> _What the exercise asks_: How many lines in the entries below include the string "Reflection"? Answer with the number only.

> _A block of data_:
+===+

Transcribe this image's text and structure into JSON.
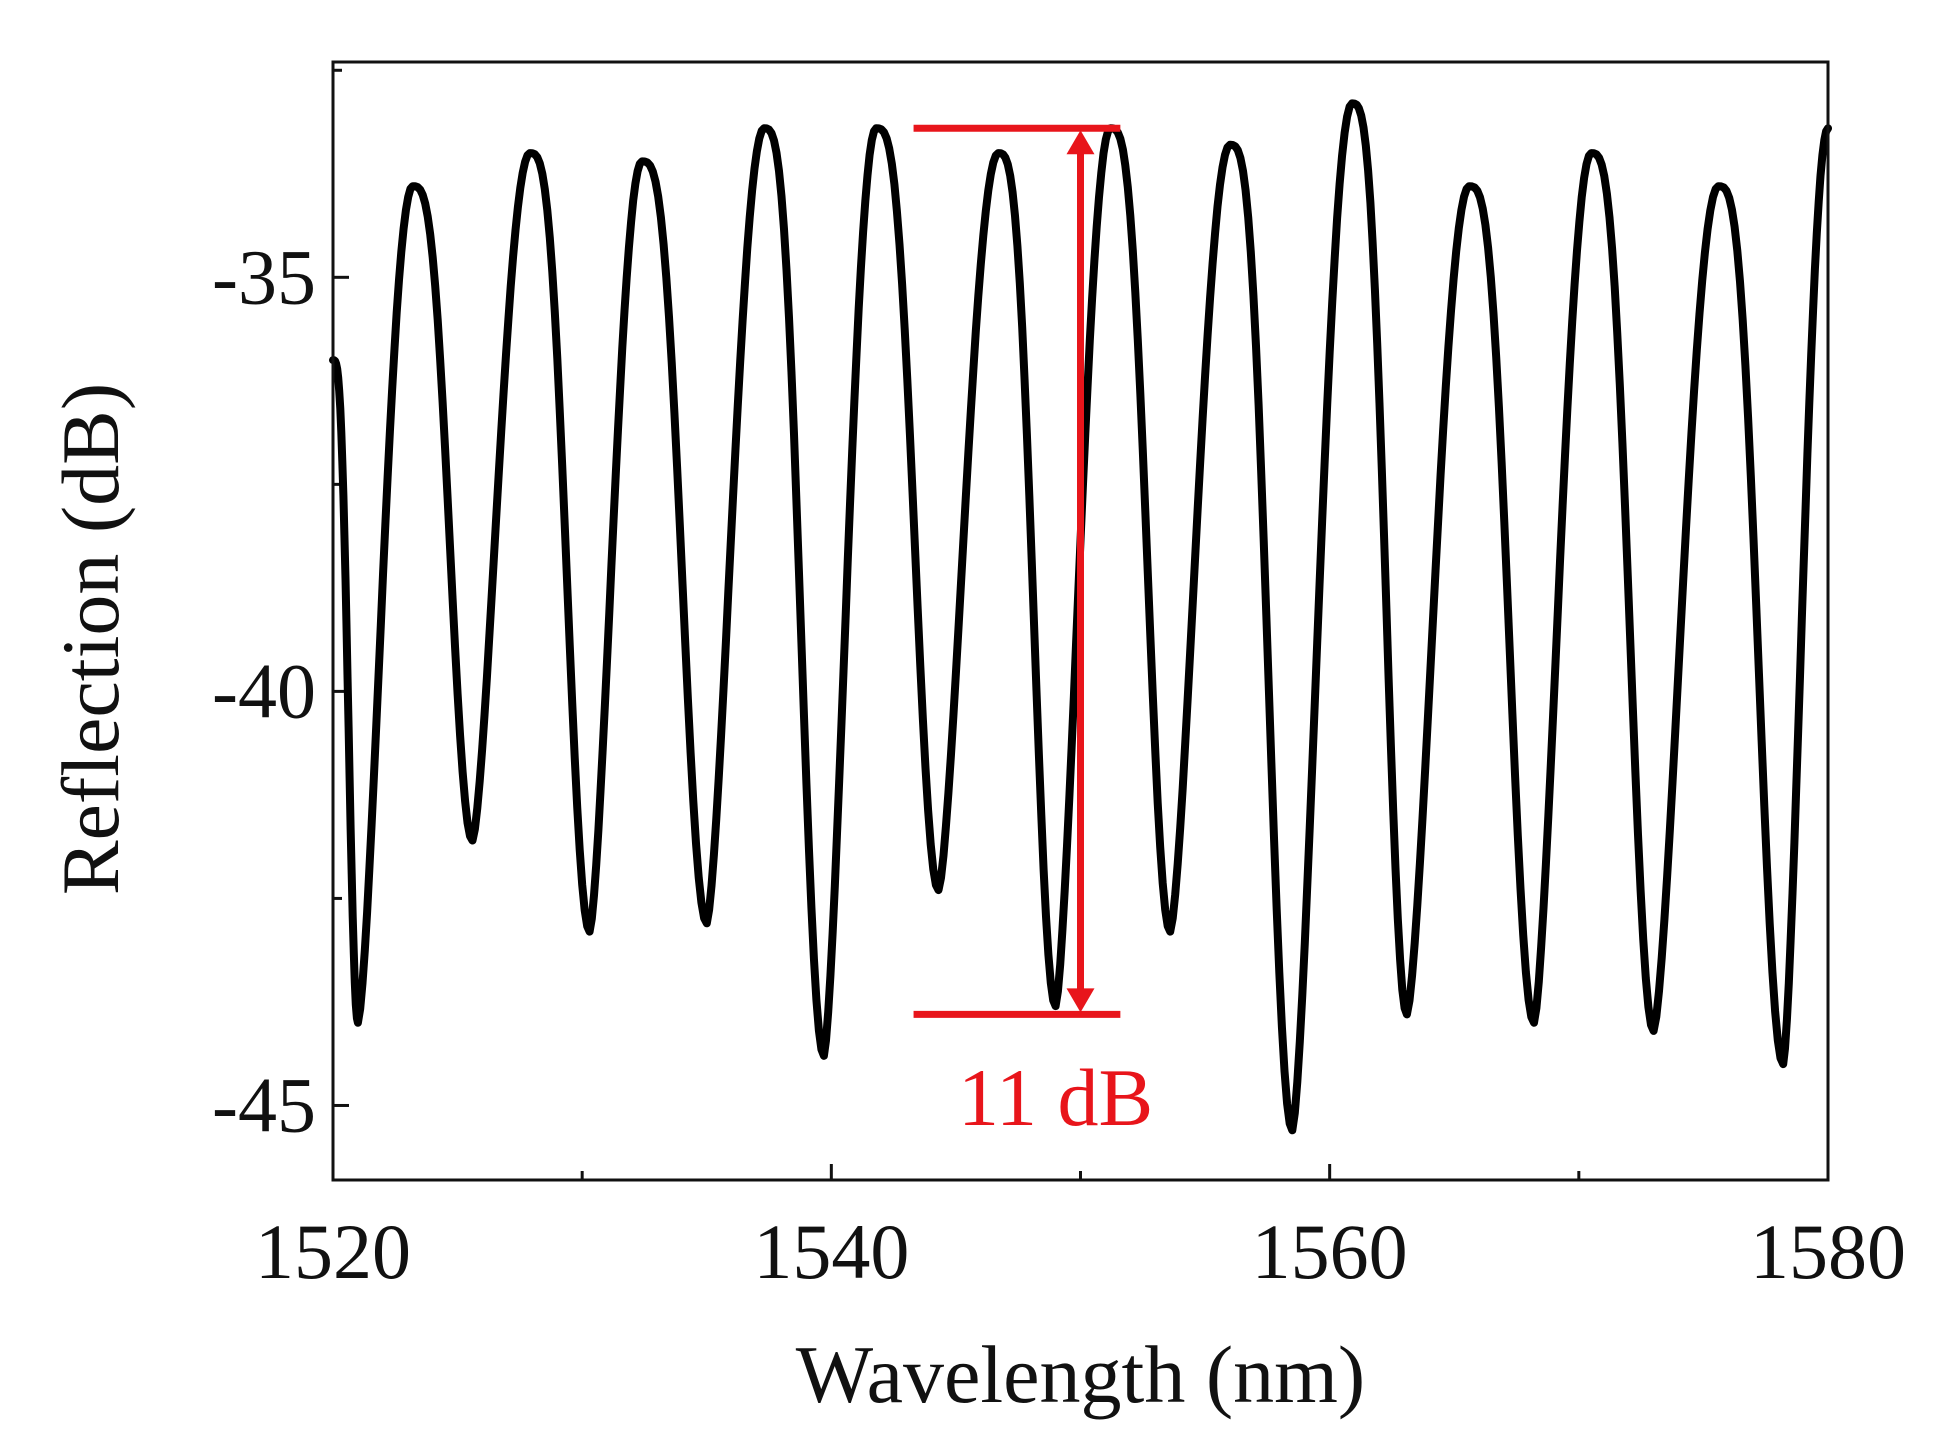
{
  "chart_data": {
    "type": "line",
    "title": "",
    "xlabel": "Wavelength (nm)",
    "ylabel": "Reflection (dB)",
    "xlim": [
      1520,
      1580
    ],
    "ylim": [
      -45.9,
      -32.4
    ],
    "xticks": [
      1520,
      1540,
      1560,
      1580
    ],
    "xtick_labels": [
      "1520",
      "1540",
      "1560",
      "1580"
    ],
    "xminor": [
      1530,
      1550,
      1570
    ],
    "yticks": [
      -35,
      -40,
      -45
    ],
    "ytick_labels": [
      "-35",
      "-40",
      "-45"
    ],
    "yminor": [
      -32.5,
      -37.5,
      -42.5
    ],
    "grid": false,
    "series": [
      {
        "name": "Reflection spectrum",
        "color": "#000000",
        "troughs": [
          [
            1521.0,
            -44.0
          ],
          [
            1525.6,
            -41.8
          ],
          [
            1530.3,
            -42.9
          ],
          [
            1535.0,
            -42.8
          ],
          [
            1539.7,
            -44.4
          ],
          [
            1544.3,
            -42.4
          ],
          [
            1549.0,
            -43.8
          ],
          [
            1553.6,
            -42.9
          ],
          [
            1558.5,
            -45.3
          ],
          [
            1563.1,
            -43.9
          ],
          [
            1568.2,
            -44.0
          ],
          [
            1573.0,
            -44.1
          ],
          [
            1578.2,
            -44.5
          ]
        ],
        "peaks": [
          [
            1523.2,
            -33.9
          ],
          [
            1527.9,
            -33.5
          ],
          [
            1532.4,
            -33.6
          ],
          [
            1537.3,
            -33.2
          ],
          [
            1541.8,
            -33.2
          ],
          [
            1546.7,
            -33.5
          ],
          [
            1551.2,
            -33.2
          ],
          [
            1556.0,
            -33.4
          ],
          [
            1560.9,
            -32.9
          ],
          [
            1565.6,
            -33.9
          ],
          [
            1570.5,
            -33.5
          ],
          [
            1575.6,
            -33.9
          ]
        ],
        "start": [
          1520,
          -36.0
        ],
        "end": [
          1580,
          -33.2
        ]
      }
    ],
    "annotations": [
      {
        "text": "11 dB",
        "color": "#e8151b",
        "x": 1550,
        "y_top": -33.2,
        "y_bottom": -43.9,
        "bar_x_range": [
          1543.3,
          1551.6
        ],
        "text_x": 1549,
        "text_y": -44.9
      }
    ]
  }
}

+===+

> _Solution for this exercise_: 2